[Figure dataset records]
<<<<

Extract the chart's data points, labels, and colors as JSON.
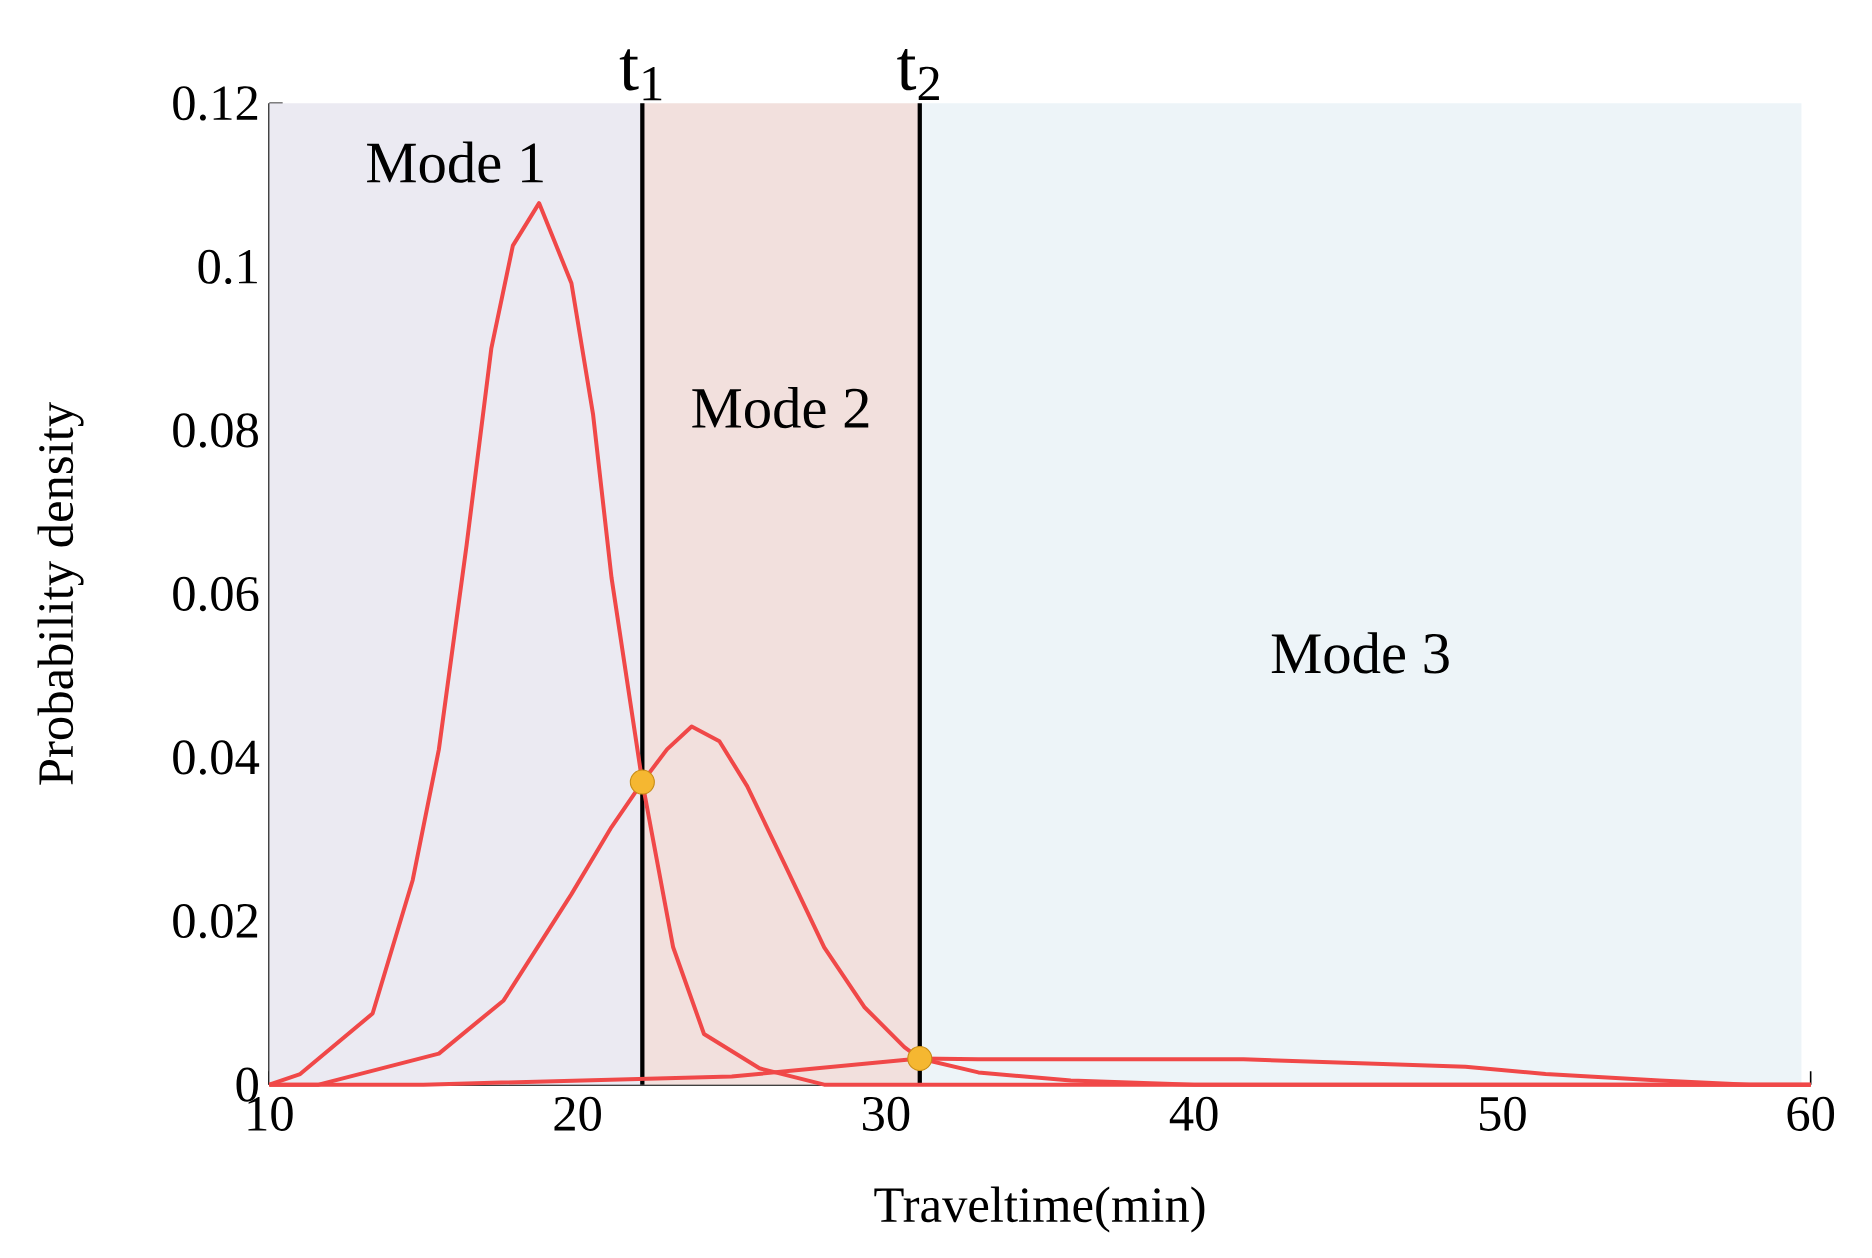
{
  "chart_data": {
    "type": "line",
    "xlabel": "Traveltime(min)",
    "ylabel": "Probability density",
    "xlim": [
      10,
      60
    ],
    "ylim": [
      0,
      0.12
    ],
    "xticks": [
      10,
      20,
      30,
      40,
      50,
      60
    ],
    "yticks": [
      0,
      0.02,
      0.04,
      0.06,
      0.08,
      0.1,
      0.12
    ],
    "grid": false,
    "line_style": "solid",
    "marker": "none",
    "series": [
      {
        "color": "#f04848",
        "x": [
          10,
          11.0,
          13.35,
          14.65,
          15.5,
          16.4,
          17.2,
          17.9,
          18.75,
          19.8,
          20.5,
          21.1,
          22.1,
          23.1,
          24.1,
          25.9,
          28,
          60
        ],
        "values": [
          0,
          0.0013,
          0.0087,
          0.025,
          0.041,
          0.066,
          0.09,
          0.1026,
          0.1078,
          0.098,
          0.082,
          0.062,
          0.037,
          0.0168,
          0.0062,
          0.002,
          0,
          0
        ]
      },
      {
        "color": "#f04848",
        "x": [
          10,
          11.6,
          15.5,
          17.6,
          19.8,
          21.1,
          22.1,
          22.9,
          23.7,
          24.6,
          25.5,
          26.75,
          28.0,
          29.3,
          30.6,
          31.1,
          33,
          36,
          40,
          60
        ],
        "values": [
          0,
          0,
          0.0038,
          0.0103,
          0.0233,
          0.0315,
          0.037,
          0.041,
          0.0438,
          0.042,
          0.0365,
          0.0267,
          0.0168,
          0.0095,
          0.0046,
          0.0032,
          0.0015,
          0.0005,
          0,
          0
        ]
      },
      {
        "color": "#f04848",
        "x": [
          10,
          15,
          25,
          31.1,
          33.0,
          41.6,
          48.8,
          51.4,
          55.1,
          58,
          60
        ],
        "values": [
          0,
          0,
          0.001,
          0.0032,
          0.0031,
          0.0031,
          0.0022,
          0.0013,
          0.0005,
          0,
          0
        ]
      },
      {
        "type": "scatter",
        "marker": "circle",
        "color": "#f5b731",
        "x": [
          22.1,
          31.1
        ],
        "values": [
          0.037,
          0.0032
        ]
      }
    ],
    "ref_lines": [
      {
        "axis": "x",
        "value": 22.1,
        "label": "t$_{1}$",
        "color": "#000000"
      },
      {
        "axis": "x",
        "value": 31.1,
        "label": "t$_{2}$",
        "color": "#000000"
      }
    ],
    "bands": [
      {
        "axis": "x",
        "from": 10,
        "to": 22.1,
        "label": "Mode 1",
        "color": "#ebeaf2"
      },
      {
        "axis": "x",
        "from": 22.1,
        "to": 31.1,
        "label": "Mode 2",
        "color": "#f2e0dd"
      },
      {
        "axis": "x",
        "from": 31.1,
        "to": 59.7,
        "label": "Mode 3",
        "color": "#edf4f8"
      }
    ]
  }
}
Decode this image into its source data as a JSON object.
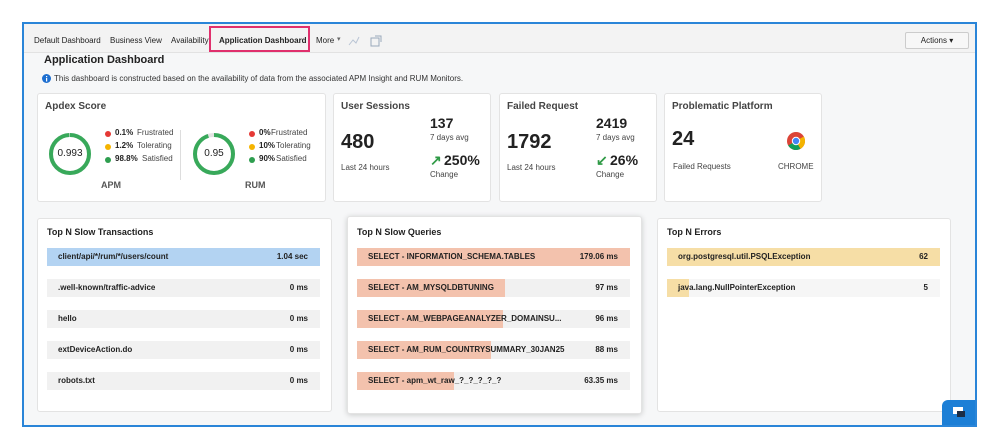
{
  "tabs": [
    "Default Dashboard",
    "Business View",
    "Availability",
    "Application Dashboard",
    "More"
  ],
  "actions": "Actions",
  "header": {
    "title": "Application Dashboard",
    "info": "This dashboard is constructed based on the availability of data from the associated APM Insight and RUM Monitors."
  },
  "apdex": {
    "title": "Apdex Score",
    "monitors": [
      {
        "name": "APM",
        "score": 0.993,
        "legend": [
          {
            "value": "0.1%",
            "label": "Frustrated",
            "color": "#e53935"
          },
          {
            "value": "1.2%",
            "label": "Tolerating",
            "color": "#f5b400"
          },
          {
            "value": "98.8%",
            "label": "Satisfied",
            "color": "#2e9e4f"
          }
        ]
      },
      {
        "name": "RUM",
        "score": 0.95,
        "legend": [
          {
            "value": "0%",
            "label": "Frustrated",
            "color": "#e53935"
          },
          {
            "value": "10%",
            "label": "Tolerating",
            "color": "#f5b400"
          },
          {
            "value": "90%",
            "label": "Satisfied",
            "color": "#2e9e4f"
          }
        ]
      }
    ]
  },
  "user_sessions": {
    "title": "User Sessions",
    "value": 480,
    "value_caption": "Last 24 hours",
    "avg": 137,
    "avg_caption": "7 days avg",
    "change": "250%",
    "change_caption": "Change"
  },
  "failed_request": {
    "title": "Failed Request",
    "value": 1792,
    "value_caption": "Last 24 hours",
    "avg": 2419,
    "avg_caption": "7 days avg",
    "change": "26%",
    "change_caption": "Change"
  },
  "problematic_platform": {
    "title": "Problematic Platform",
    "value": 24,
    "value_caption": "Failed Requests",
    "platform": "CHROME"
  },
  "panels": [
    {
      "title": "Top N Slow Transactions",
      "color": "#b3d3f2",
      "rows": [
        {
          "name": "client/api/*/rum/*/users/count",
          "value": 1040,
          "value_label": "1.04 sec"
        },
        {
          "name": ".well-known/traffic-advice",
          "value": 0,
          "value_label": "0 ms"
        },
        {
          "name": "hello",
          "value": 0,
          "value_label": "0 ms"
        },
        {
          "name": "extDeviceAction.do",
          "value": 0,
          "value_label": "0 ms"
        },
        {
          "name": "robots.txt",
          "value": 0,
          "value_label": "0 ms"
        }
      ]
    },
    {
      "title": "Top N Slow Queries",
      "color": "#f3c2ad",
      "rows": [
        {
          "name": "SELECT - INFORMATION_SCHEMA.TABLES",
          "value": 179.06,
          "value_label": "179.06 ms"
        },
        {
          "name": "SELECT - AM_MYSQLDBTUNING",
          "value": 97,
          "value_label": "97 ms"
        },
        {
          "name": "SELECT - AM_WEBPAGEANALYZER_DOMAINSU...",
          "value": 96,
          "value_label": "96 ms"
        },
        {
          "name": "SELECT - AM_RUM_COUNTRYSUMMARY_30JAN25",
          "value": 88,
          "value_label": "88 ms"
        },
        {
          "name": "SELECT - apm_wt_raw_?_?_?_?_?",
          "value": 63.35,
          "value_label": "63.35 ms"
        }
      ]
    },
    {
      "title": "Top N Errors",
      "color": "#f6dea6",
      "rows": [
        {
          "name": "org.postgresql.util.PSQLException",
          "value": 62
        },
        {
          "name": "java.lang.NullPointerException",
          "value": 5
        }
      ]
    }
  ]
}
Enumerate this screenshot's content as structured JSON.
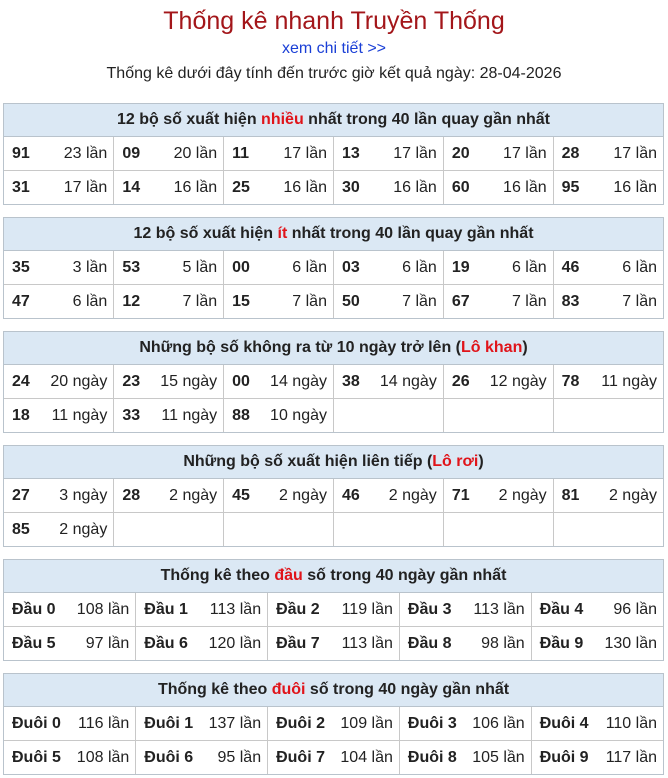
{
  "header": {
    "title": "Thống kê nhanh Truyền Thống",
    "link": "xem chi tiết >>",
    "subtitle": "Thống kê dưới đây tính đến trước giờ kết quả ngày: 28-04-2026"
  },
  "sections": [
    {
      "title": [
        "12 bộ số xuất hiện ",
        "nhiều",
        " nhất trong 40 lần quay gần nhất"
      ],
      "rows": [
        [
          [
            "91",
            "23 lần"
          ],
          [
            "09",
            "20 lần"
          ],
          [
            "11",
            "17 lần"
          ],
          [
            "13",
            "17 lần"
          ],
          [
            "20",
            "17 lần"
          ],
          [
            "28",
            "17 lần"
          ]
        ],
        [
          [
            "31",
            "17 lần"
          ],
          [
            "14",
            "16 lần"
          ],
          [
            "25",
            "16 lần"
          ],
          [
            "30",
            "16 lần"
          ],
          [
            "60",
            "16 lần"
          ],
          [
            "95",
            "16 lần"
          ]
        ]
      ]
    },
    {
      "title": [
        "12 bộ số xuất hiện ",
        "ít",
        " nhất trong 40 lần quay gần nhất"
      ],
      "rows": [
        [
          [
            "35",
            "3 lần"
          ],
          [
            "53",
            "5 lần"
          ],
          [
            "00",
            "6 lần"
          ],
          [
            "03",
            "6 lần"
          ],
          [
            "19",
            "6 lần"
          ],
          [
            "46",
            "6 lần"
          ]
        ],
        [
          [
            "47",
            "6 lần"
          ],
          [
            "12",
            "7 lần"
          ],
          [
            "15",
            "7 lần"
          ],
          [
            "50",
            "7 lần"
          ],
          [
            "67",
            "7 lần"
          ],
          [
            "83",
            "7 lần"
          ]
        ]
      ]
    },
    {
      "title": [
        "Những bộ số không ra từ 10 ngày trở lên (",
        "Lô khan",
        ")"
      ],
      "rows": [
        [
          [
            "24",
            "20 ngày"
          ],
          [
            "23",
            "15 ngày"
          ],
          [
            "00",
            "14 ngày"
          ],
          [
            "38",
            "14 ngày"
          ],
          [
            "26",
            "12 ngày"
          ],
          [
            "78",
            "11 ngày"
          ]
        ],
        [
          [
            "18",
            "11 ngày"
          ],
          [
            "33",
            "11 ngày"
          ],
          [
            "88",
            "10 ngày"
          ]
        ]
      ]
    },
    {
      "title": [
        "Những bộ số xuất hiện liên tiếp (",
        "Lô rơi",
        ")"
      ],
      "rows": [
        [
          [
            "27",
            "3 ngày"
          ],
          [
            "28",
            "2 ngày"
          ],
          [
            "45",
            "2 ngày"
          ],
          [
            "46",
            "2 ngày"
          ],
          [
            "71",
            "2 ngày"
          ],
          [
            "81",
            "2 ngày"
          ]
        ],
        [
          [
            "85",
            "2 ngày"
          ]
        ]
      ]
    },
    {
      "title": [
        "Thống kê theo ",
        "đầu",
        " số trong 40 ngày gần nhất"
      ],
      "rows": [
        [
          [
            "Đầu 0",
            "108 lần"
          ],
          [
            "Đầu 1",
            "113 lần"
          ],
          [
            "Đầu 2",
            "119 lần"
          ],
          [
            "Đầu 3",
            "113 lần"
          ],
          [
            "Đầu 4",
            "96 lần"
          ]
        ],
        [
          [
            "Đầu 5",
            "97 lần"
          ],
          [
            "Đầu 6",
            "120 lần"
          ],
          [
            "Đầu 7",
            "113 lần"
          ],
          [
            "Đầu 8",
            "98 lần"
          ],
          [
            "Đầu 9",
            "130 lần"
          ]
        ]
      ]
    },
    {
      "title": [
        "Thống kê theo ",
        "đuôi",
        " số trong 40 ngày gần nhất"
      ],
      "rows": [
        [
          [
            "Đuôi 0",
            "116 lần"
          ],
          [
            "Đuôi 1",
            "137 lần"
          ],
          [
            "Đuôi 2",
            "109 lần"
          ],
          [
            "Đuôi 3",
            "106 lần"
          ],
          [
            "Đuôi 4",
            "110 lần"
          ]
        ],
        [
          [
            "Đuôi 5",
            "108 lần"
          ],
          [
            "Đuôi 6",
            "95 lần"
          ],
          [
            "Đuôi 7",
            "104 lần"
          ],
          [
            "Đuôi 8",
            "105 lần"
          ],
          [
            "Đuôi 9",
            "117 lần"
          ]
        ]
      ]
    }
  ]
}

>>>>

Task directions | Identify the lines of the data that contain the word "JSON". Copy each of them.

Reply to the exercise |
Extract the chart's data points, labels, and colors as JSON.
Decode this image into its source data as a JSON object.
Enumerate this screenshot's content as structured JSON.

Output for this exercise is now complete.